**DATA PROVIDED:**
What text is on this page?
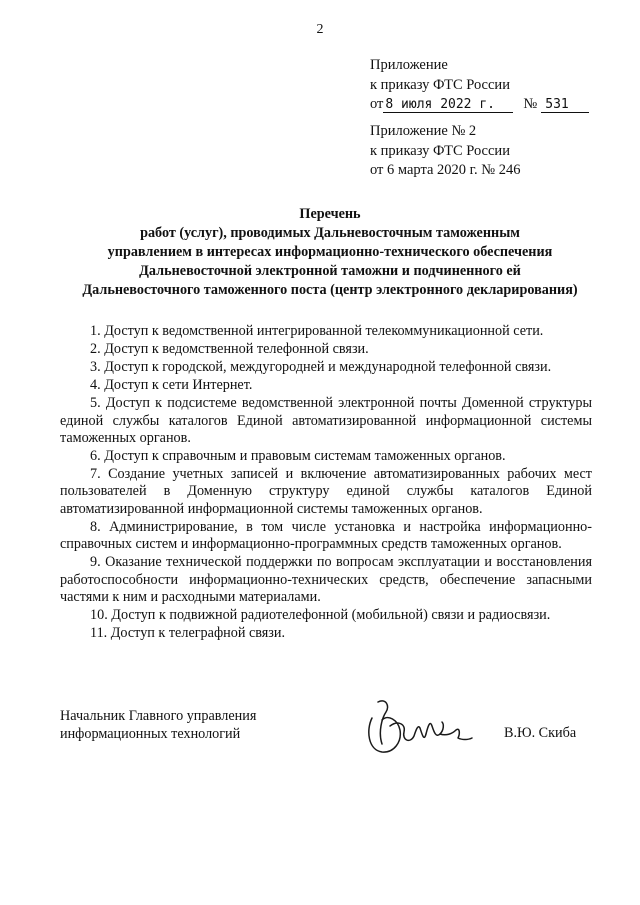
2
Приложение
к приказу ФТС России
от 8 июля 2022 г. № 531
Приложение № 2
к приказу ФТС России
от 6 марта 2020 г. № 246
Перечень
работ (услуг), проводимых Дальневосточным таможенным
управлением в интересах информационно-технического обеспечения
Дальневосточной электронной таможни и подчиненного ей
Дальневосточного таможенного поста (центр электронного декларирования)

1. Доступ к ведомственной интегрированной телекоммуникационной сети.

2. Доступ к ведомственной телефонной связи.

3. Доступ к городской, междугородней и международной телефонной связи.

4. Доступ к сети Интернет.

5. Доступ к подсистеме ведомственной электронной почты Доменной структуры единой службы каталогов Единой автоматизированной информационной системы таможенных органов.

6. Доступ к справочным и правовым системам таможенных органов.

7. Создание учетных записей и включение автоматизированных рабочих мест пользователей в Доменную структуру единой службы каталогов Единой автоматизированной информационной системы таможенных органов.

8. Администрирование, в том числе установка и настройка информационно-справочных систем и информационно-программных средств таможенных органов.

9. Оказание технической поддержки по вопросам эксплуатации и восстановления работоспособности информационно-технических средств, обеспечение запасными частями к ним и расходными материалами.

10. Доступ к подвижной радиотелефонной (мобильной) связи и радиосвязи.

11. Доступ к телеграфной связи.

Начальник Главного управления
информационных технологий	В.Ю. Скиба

---

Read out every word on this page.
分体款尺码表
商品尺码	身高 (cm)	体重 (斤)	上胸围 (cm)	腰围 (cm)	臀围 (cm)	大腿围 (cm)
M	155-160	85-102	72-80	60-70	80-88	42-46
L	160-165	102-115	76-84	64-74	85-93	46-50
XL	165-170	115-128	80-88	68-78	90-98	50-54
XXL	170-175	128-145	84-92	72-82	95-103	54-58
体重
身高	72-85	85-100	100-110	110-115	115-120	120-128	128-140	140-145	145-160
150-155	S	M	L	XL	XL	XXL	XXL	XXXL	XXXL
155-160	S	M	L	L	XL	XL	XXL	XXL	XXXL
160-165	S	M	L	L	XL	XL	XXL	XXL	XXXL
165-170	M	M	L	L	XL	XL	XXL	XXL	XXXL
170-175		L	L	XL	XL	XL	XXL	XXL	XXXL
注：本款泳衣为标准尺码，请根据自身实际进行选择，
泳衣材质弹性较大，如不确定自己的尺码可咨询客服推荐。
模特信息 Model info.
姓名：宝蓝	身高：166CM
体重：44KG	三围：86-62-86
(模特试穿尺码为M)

**WRITTEN INSTRUCTION:** Every line that holds the string "ведомственной" should be returned.

**ANSWER TO THE EXERCISE:**
1. Доступ к ведомственной интегрированной телекоммуникационной сети.
2. Доступ к ведомственной телефонной связи.
5. Доступ к подсистеме ведомственной электронной почты Доменной структуры единой службы каталогов Единой автоматизированной информационной системы таможенных органов.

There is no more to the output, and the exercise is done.